Activity
The entries need to be copied exactly as they stand, images left out.

Exercise inputs
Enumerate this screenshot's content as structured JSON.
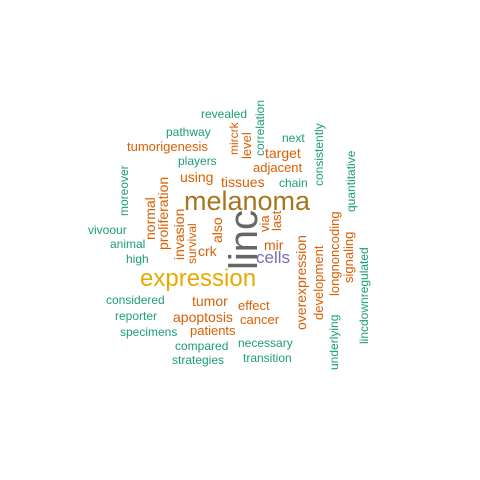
{
  "colors": {
    "green": "#1b9e77",
    "orange": "#d95f02",
    "gold": "#e6ab02",
    "olive": "#a6761d",
    "gray": "#666666",
    "purple": "#7570b3"
  },
  "words": [
    {
      "text": "linc",
      "color": "gray",
      "weight": 5
    },
    {
      "text": "melanoma",
      "color": "olive",
      "weight": 4
    },
    {
      "text": "expression",
      "color": "gold",
      "weight": 4
    },
    {
      "text": "cells",
      "color": "purple",
      "weight": 3
    },
    {
      "text": "tissues",
      "color": "orange",
      "weight": 2
    },
    {
      "text": "using",
      "color": "orange",
      "weight": 2
    },
    {
      "text": "mir",
      "color": "orange",
      "weight": 2
    },
    {
      "text": "crk",
      "color": "orange",
      "weight": 2
    },
    {
      "text": "tumor",
      "color": "orange",
      "weight": 2
    },
    {
      "text": "apoptosis",
      "color": "orange",
      "weight": 2
    },
    {
      "text": "patients",
      "color": "orange",
      "weight": 2
    },
    {
      "text": "overexpression",
      "color": "orange",
      "weight": 2
    },
    {
      "text": "proliferation",
      "color": "orange",
      "weight": 2
    },
    {
      "text": "invasion",
      "color": "orange",
      "weight": 2
    },
    {
      "text": "normal",
      "color": "orange",
      "weight": 2
    },
    {
      "text": "also",
      "color": "orange",
      "weight": 2
    },
    {
      "text": "target",
      "color": "orange",
      "weight": 2
    },
    {
      "text": "tumorigenesis",
      "color": "orange",
      "weight": 2
    },
    {
      "text": "adjacent",
      "color": "orange",
      "weight": 2
    },
    {
      "text": "effect",
      "color": "orange",
      "weight": 2
    },
    {
      "text": "cancer",
      "color": "orange",
      "weight": 2
    },
    {
      "text": "longnoncoding",
      "color": "orange",
      "weight": 2
    },
    {
      "text": "development",
      "color": "orange",
      "weight": 2
    },
    {
      "text": "signaling",
      "color": "orange",
      "weight": 2
    },
    {
      "text": "survival",
      "color": "orange",
      "weight": 2
    },
    {
      "text": "via",
      "color": "orange",
      "weight": 2
    },
    {
      "text": "last",
      "color": "orange",
      "weight": 2
    },
    {
      "text": "level",
      "color": "orange",
      "weight": 2
    },
    {
      "text": "mircrk",
      "color": "orange",
      "weight": 2
    },
    {
      "text": "revealed",
      "color": "green",
      "weight": 1
    },
    {
      "text": "correlation",
      "color": "green",
      "weight": 1
    },
    {
      "text": "pathway",
      "color": "green",
      "weight": 1
    },
    {
      "text": "next",
      "color": "green",
      "weight": 1
    },
    {
      "text": "consistently",
      "color": "green",
      "weight": 1
    },
    {
      "text": "players",
      "color": "green",
      "weight": 1
    },
    {
      "text": "chain",
      "color": "green",
      "weight": 1
    },
    {
      "text": "quantitative",
      "color": "green",
      "weight": 1
    },
    {
      "text": "moreover",
      "color": "green",
      "weight": 1
    },
    {
      "text": "vivoour",
      "color": "green",
      "weight": 1
    },
    {
      "text": "animal",
      "color": "green",
      "weight": 1
    },
    {
      "text": "high",
      "color": "green",
      "weight": 1
    },
    {
      "text": "considered",
      "color": "green",
      "weight": 1
    },
    {
      "text": "reporter",
      "color": "green",
      "weight": 1
    },
    {
      "text": "specimens",
      "color": "green",
      "weight": 1
    },
    {
      "text": "compared",
      "color": "green",
      "weight": 1
    },
    {
      "text": "necessary",
      "color": "green",
      "weight": 1
    },
    {
      "text": "strategies",
      "color": "green",
      "weight": 1
    },
    {
      "text": "transition",
      "color": "green",
      "weight": 1
    },
    {
      "text": "underlying",
      "color": "green",
      "weight": 1
    },
    {
      "text": "lincdownregulated",
      "color": "green",
      "weight": 1
    }
  ]
}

Task output
Enumerate this screenshot's content as structured JSON.
{
  "colors": {
    "green": "#1b9e77",
    "orange": "#d95f02",
    "gold": "#e6ab02",
    "olive": "#a6761d",
    "gray": "#666666",
    "purple": "#7570b3"
  },
  "words": [
    {
      "text": "linc",
      "color": "gray",
      "weight": 5
    },
    {
      "text": "melanoma",
      "color": "olive",
      "weight": 4
    },
    {
      "text": "expression",
      "color": "gold",
      "weight": 4
    },
    {
      "text": "cells",
      "color": "purple",
      "weight": 3
    },
    {
      "text": "tissues",
      "color": "orange",
      "weight": 2
    },
    {
      "text": "using",
      "color": "orange",
      "weight": 2
    },
    {
      "text": "mir",
      "color": "orange",
      "weight": 2
    },
    {
      "text": "crk",
      "color": "orange",
      "weight": 2
    },
    {
      "text": "tumor",
      "color": "orange",
      "weight": 2
    },
    {
      "text": "apoptosis",
      "color": "orange",
      "weight": 2
    },
    {
      "text": "patients",
      "color": "orange",
      "weight": 2
    },
    {
      "text": "overexpression",
      "color": "orange",
      "weight": 2
    },
    {
      "text": "proliferation",
      "color": "orange",
      "weight": 2
    },
    {
      "text": "invasion",
      "color": "orange",
      "weight": 2
    },
    {
      "text": "normal",
      "color": "orange",
      "weight": 2
    },
    {
      "text": "also",
      "color": "orange",
      "weight": 2
    },
    {
      "text": "target",
      "color": "orange",
      "weight": 2
    },
    {
      "text": "tumorigenesis",
      "color": "orange",
      "weight": 2
    },
    {
      "text": "adjacent",
      "color": "orange",
      "weight": 2
    },
    {
      "text": "effect",
      "color": "orange",
      "weight": 2
    },
    {
      "text": "cancer",
      "color": "orange",
      "weight": 2
    },
    {
      "text": "longnoncoding",
      "color": "orange",
      "weight": 2
    },
    {
      "text": "development",
      "color": "orange",
      "weight": 2
    },
    {
      "text": "signaling",
      "color": "orange",
      "weight": 2
    },
    {
      "text": "survival",
      "color": "orange",
      "weight": 2
    },
    {
      "text": "via",
      "color": "orange",
      "weight": 2
    },
    {
      "text": "last",
      "color": "orange",
      "weight": 2
    },
    {
      "text": "level",
      "color": "orange",
      "weight": 2
    },
    {
      "text": "mircrk",
      "color": "orange",
      "weight": 2
    },
    {
      "text": "revealed",
      "color": "green",
      "weight": 1
    },
    {
      "text": "correlation",
      "color": "green",
      "weight": 1
    },
    {
      "text": "pathway",
      "color": "green",
      "weight": 1
    },
    {
      "text": "next",
      "color": "green",
      "weight": 1
    },
    {
      "text": "consistently",
      "color": "green",
      "weight": 1
    },
    {
      "text": "players",
      "color": "green",
      "weight": 1
    },
    {
      "text": "chain",
      "color": "green",
      "weight": 1
    },
    {
      "text": "quantitative",
      "color": "green",
      "weight": 1
    },
    {
      "text": "moreover",
      "color": "green",
      "weight": 1
    },
    {
      "text": "vivoour",
      "color": "green",
      "weight": 1
    },
    {
      "text": "animal",
      "color": "green",
      "weight": 1
    },
    {
      "text": "high",
      "color": "green",
      "weight": 1
    },
    {
      "text": "considered",
      "color": "green",
      "weight": 1
    },
    {
      "text": "reporter",
      "color": "green",
      "weight": 1
    },
    {
      "text": "specimens",
      "color": "green",
      "weight": 1
    },
    {
      "text": "compared",
      "color": "green",
      "weight": 1
    },
    {
      "text": "necessary",
      "color": "green",
      "weight": 1
    },
    {
      "text": "strategies",
      "color": "green",
      "weight": 1
    },
    {
      "text": "transition",
      "color": "green",
      "weight": 1
    },
    {
      "text": "underlying",
      "color": "green",
      "weight": 1
    },
    {
      "text": "lincdownregulated",
      "color": "green",
      "weight": 1
    }
  ]
}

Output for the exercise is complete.